> DATASET CONTENT
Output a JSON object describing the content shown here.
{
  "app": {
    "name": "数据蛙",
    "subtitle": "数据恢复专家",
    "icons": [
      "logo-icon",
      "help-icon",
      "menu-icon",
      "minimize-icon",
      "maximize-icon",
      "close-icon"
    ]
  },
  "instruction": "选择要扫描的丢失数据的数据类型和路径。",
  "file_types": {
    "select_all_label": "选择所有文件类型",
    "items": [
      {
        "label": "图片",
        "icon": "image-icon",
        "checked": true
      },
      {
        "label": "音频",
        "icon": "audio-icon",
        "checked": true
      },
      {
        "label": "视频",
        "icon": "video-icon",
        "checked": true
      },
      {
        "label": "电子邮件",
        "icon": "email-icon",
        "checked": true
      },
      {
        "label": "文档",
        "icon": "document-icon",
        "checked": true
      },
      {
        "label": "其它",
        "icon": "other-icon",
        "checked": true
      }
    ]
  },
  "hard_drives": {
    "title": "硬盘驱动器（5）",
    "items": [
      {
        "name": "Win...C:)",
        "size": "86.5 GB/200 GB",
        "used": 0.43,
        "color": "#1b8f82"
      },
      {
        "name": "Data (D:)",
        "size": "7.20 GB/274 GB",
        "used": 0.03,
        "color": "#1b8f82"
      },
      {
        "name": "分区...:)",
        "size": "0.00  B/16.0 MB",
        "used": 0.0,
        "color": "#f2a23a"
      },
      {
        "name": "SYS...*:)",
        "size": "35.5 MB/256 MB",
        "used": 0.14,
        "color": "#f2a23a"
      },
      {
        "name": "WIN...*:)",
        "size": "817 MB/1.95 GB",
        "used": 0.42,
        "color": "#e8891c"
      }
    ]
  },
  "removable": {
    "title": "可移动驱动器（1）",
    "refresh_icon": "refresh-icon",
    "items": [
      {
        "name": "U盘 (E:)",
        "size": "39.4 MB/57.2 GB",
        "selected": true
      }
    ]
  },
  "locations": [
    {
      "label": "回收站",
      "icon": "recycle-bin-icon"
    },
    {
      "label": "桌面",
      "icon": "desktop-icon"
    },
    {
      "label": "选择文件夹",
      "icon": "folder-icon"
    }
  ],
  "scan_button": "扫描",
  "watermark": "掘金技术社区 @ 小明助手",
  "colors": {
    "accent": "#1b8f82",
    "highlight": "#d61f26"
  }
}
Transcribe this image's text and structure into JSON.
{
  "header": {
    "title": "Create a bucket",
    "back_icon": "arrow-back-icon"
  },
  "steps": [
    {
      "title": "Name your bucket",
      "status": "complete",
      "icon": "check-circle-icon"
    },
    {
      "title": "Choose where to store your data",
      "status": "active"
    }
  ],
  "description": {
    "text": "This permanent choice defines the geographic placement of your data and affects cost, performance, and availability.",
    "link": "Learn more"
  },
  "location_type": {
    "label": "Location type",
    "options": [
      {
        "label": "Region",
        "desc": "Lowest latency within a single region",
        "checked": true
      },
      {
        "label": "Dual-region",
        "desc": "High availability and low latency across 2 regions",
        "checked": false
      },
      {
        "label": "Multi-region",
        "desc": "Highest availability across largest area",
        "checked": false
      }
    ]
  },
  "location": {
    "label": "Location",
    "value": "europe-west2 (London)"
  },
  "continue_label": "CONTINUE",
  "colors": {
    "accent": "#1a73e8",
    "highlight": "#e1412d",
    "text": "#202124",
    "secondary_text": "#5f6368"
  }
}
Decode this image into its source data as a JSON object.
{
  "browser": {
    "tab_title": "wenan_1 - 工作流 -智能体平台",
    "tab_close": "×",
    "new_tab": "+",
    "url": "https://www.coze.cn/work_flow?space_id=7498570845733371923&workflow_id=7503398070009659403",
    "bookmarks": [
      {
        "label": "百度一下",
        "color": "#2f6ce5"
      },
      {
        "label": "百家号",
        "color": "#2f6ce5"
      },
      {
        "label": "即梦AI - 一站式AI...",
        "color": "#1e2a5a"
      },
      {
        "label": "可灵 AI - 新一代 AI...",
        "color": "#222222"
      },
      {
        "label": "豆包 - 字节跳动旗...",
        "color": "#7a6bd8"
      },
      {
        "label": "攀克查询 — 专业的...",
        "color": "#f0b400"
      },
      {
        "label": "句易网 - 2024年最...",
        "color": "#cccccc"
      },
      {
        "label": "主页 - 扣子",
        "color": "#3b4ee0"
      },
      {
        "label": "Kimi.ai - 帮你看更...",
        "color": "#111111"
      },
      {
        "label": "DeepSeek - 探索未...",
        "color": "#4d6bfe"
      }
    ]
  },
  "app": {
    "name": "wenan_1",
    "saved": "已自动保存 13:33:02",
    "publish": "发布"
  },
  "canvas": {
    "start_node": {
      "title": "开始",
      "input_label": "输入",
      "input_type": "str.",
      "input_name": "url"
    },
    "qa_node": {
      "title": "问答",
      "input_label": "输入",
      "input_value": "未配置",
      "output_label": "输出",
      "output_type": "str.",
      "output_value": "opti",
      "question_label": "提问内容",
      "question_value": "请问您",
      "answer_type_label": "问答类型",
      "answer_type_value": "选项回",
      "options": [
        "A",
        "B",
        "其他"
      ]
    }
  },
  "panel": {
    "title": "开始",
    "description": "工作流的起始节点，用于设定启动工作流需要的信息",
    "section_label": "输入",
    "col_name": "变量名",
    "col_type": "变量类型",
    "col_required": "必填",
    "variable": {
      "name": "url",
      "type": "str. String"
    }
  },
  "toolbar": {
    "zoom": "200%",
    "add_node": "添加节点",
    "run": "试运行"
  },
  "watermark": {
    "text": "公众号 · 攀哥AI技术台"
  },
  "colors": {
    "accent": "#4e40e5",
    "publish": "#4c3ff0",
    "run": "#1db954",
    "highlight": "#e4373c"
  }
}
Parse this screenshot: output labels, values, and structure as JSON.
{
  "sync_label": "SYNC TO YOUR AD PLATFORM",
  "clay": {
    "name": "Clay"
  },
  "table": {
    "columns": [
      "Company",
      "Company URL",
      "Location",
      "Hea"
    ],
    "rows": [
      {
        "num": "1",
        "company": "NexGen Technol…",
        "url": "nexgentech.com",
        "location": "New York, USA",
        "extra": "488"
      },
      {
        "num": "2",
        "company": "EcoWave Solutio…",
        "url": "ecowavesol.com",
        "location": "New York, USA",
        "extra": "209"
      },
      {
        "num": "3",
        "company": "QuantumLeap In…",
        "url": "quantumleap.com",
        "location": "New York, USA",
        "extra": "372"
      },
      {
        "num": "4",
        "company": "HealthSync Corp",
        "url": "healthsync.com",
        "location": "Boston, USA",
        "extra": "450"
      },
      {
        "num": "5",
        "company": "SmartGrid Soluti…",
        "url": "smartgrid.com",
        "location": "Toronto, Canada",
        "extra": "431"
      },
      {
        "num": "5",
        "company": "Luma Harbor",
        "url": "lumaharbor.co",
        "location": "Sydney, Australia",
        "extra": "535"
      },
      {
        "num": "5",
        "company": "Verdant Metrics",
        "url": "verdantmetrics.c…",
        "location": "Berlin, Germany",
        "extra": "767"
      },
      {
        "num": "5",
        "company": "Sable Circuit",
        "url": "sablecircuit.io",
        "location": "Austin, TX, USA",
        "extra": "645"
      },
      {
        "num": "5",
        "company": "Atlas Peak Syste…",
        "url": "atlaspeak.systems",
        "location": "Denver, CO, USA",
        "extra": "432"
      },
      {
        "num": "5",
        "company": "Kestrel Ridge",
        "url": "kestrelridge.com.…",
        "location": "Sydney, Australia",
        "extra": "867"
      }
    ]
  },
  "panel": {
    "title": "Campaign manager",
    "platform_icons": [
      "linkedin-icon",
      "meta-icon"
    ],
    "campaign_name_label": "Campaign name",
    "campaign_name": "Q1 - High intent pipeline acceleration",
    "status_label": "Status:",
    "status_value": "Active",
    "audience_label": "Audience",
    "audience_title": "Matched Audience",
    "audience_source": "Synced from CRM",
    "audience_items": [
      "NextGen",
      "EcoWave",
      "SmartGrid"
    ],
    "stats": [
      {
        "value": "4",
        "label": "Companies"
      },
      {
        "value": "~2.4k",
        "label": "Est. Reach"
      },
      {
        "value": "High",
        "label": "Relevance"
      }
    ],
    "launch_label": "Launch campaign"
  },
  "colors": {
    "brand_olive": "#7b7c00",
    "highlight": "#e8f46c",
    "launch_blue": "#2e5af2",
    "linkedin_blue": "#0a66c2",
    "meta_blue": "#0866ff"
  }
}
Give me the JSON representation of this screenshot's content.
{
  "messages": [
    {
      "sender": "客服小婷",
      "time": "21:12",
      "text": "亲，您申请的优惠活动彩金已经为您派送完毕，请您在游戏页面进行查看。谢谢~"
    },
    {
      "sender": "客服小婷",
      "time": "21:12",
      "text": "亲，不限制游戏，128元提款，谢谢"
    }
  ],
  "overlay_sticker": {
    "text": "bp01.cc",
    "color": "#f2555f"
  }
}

> REQUEST
Give back exactly the lines from the one containing "Give me the" to the end of the material, both ends included.

> RESULT FOR THIS TASK
Give me the JSON representation of this screenshot's content.
{
  "messages": [
    {
      "sender": "客服小婷",
      "time": "21:12",
      "text": "亲，您申请的优惠活动彩金已经为您派送完毕，请您在游戏页面进行查看。谢谢~"
    },
    {
      "sender": "客服小婷",
      "time": "21:12",
      "text": "亲，不限制游戏，128元提款，谢谢"
    }
  ],
  "overlay_sticker": {
    "text": "bp01.cc",
    "color": "#f2555f"
  }
}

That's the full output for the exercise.